--- start of Material for this exercise ---

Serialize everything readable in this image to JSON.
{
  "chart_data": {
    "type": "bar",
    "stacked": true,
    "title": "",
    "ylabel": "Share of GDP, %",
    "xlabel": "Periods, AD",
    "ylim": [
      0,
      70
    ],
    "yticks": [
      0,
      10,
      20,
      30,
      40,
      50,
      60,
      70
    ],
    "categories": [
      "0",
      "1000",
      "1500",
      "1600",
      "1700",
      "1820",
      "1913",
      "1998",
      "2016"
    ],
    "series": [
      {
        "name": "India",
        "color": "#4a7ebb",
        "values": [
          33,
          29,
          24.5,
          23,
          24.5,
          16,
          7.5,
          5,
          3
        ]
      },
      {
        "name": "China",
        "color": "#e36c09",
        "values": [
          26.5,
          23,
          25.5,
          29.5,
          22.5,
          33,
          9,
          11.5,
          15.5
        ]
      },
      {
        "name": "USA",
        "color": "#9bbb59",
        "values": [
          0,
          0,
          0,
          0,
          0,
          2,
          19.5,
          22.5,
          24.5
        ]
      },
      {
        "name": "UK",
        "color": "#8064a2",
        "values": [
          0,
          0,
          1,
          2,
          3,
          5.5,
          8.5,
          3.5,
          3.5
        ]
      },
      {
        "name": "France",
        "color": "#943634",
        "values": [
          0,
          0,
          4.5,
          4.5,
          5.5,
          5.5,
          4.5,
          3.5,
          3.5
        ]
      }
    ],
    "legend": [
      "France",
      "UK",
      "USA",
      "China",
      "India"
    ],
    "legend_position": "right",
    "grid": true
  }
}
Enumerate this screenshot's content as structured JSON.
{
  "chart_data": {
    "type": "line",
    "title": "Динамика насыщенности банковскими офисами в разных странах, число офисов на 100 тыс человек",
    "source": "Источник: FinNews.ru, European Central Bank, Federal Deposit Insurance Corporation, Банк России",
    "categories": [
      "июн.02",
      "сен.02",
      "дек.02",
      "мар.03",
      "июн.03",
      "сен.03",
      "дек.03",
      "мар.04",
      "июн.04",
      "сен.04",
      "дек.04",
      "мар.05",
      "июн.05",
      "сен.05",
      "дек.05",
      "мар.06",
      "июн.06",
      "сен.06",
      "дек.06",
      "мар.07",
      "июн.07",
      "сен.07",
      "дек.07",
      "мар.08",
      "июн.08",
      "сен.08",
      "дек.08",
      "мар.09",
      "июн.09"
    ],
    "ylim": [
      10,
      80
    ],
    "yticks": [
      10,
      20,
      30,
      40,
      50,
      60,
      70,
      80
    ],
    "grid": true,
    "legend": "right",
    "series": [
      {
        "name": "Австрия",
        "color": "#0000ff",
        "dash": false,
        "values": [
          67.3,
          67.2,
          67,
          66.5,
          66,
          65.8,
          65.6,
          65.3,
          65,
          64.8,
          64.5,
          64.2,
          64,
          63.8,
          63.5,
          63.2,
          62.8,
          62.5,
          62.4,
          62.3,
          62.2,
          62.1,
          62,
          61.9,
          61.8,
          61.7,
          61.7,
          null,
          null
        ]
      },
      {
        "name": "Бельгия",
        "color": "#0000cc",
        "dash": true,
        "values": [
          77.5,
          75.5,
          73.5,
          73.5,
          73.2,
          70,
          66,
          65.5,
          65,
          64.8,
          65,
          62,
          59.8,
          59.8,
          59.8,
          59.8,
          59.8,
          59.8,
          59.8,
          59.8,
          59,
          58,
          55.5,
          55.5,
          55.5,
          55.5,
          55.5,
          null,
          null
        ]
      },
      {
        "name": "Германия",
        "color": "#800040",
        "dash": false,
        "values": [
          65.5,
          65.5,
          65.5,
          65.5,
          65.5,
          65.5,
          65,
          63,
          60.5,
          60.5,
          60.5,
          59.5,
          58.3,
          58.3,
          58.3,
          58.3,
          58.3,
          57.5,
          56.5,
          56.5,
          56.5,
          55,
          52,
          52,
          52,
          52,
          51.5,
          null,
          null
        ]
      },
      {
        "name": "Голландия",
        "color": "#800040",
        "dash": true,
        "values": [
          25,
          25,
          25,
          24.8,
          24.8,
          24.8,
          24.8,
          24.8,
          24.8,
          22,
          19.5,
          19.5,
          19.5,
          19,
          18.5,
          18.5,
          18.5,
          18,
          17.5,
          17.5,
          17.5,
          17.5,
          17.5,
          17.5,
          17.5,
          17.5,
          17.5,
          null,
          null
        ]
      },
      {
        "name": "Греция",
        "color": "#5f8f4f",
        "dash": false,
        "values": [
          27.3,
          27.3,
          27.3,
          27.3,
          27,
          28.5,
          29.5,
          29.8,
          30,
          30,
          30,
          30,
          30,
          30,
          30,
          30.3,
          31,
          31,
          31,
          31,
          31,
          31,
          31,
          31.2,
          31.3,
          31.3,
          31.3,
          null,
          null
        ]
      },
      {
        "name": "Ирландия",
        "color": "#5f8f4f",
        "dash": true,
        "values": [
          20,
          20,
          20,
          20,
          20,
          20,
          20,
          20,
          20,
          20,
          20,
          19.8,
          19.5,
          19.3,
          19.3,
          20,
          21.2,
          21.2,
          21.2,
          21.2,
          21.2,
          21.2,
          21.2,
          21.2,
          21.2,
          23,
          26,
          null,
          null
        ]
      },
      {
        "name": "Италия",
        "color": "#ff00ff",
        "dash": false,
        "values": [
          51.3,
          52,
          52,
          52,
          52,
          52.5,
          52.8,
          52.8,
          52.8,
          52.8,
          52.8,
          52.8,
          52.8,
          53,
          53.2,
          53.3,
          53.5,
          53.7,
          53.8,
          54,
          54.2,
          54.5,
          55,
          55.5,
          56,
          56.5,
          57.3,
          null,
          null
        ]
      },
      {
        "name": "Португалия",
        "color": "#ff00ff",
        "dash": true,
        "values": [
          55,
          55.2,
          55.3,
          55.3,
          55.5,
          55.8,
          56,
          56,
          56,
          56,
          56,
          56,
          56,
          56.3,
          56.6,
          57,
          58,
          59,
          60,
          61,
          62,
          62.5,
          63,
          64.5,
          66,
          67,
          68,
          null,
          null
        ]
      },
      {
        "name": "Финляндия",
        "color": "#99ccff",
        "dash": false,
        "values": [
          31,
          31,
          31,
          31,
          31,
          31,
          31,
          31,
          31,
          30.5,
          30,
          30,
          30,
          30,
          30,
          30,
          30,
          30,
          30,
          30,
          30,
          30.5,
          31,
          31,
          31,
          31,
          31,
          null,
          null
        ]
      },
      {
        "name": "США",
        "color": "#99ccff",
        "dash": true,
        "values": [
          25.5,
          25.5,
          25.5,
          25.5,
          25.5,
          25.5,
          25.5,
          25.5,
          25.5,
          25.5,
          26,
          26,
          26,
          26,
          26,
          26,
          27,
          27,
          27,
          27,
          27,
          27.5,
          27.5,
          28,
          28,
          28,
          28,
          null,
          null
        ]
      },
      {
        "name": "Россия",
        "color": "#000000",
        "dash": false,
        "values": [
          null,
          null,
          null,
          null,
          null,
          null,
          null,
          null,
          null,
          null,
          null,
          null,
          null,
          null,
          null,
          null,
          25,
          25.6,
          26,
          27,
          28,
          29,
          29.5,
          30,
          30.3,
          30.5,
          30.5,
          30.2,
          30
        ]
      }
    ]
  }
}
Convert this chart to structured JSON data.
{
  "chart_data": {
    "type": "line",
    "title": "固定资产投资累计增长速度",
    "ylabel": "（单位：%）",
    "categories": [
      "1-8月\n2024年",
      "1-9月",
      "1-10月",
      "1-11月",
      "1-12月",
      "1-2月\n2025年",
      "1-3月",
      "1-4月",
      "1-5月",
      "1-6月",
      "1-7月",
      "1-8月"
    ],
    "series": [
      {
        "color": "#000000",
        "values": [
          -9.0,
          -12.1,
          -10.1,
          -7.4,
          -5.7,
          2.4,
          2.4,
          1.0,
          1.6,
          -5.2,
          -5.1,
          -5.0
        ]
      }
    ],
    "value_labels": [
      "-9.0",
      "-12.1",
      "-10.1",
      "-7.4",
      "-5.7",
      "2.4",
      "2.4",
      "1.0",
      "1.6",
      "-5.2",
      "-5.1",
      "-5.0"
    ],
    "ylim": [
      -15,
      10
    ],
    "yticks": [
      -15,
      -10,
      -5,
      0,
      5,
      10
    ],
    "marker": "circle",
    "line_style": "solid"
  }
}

--- end of Material for this exercise ---

### Required work
Output an exact copy of the lines beginning at the one that holds "Convert this chart to structured JSON data." and running through the final line of the records.

### Task answer
Convert this chart to structured JSON data.
{
  "chart_data": {
    "type": "line",
    "title": "固定资产投资累计增长速度",
    "ylabel": "（单位：%）",
    "categories": [
      "1-8月\n2024年",
      "1-9月",
      "1-10月",
      "1-11月",
      "1-12月",
      "1-2月\n2025年",
      "1-3月",
      "1-4月",
      "1-5月",
      "1-6月",
      "1-7月",
      "1-8月"
    ],
    "series": [
      {
        "color": "#000000",
        "values": [
          -9.0,
          -12.1,
          -10.1,
          -7.4,
          -5.7,
          2.4,
          2.4,
          1.0,
          1.6,
          -5.2,
          -5.1,
          -5.0
        ]
      }
    ],
    "value_labels": [
      "-9.0",
      "-12.1",
      "-10.1",
      "-7.4",
      "-5.7",
      "2.4",
      "2.4",
      "1.0",
      "1.6",
      "-5.2",
      "-5.1",
      "-5.0"
    ],
    "ylim": [
      -15,
      10
    ],
    "yticks": [
      -15,
      -10,
      -5,
      0,
      5,
      10
    ],
    "marker": "circle",
    "line_style": "solid"
  }
}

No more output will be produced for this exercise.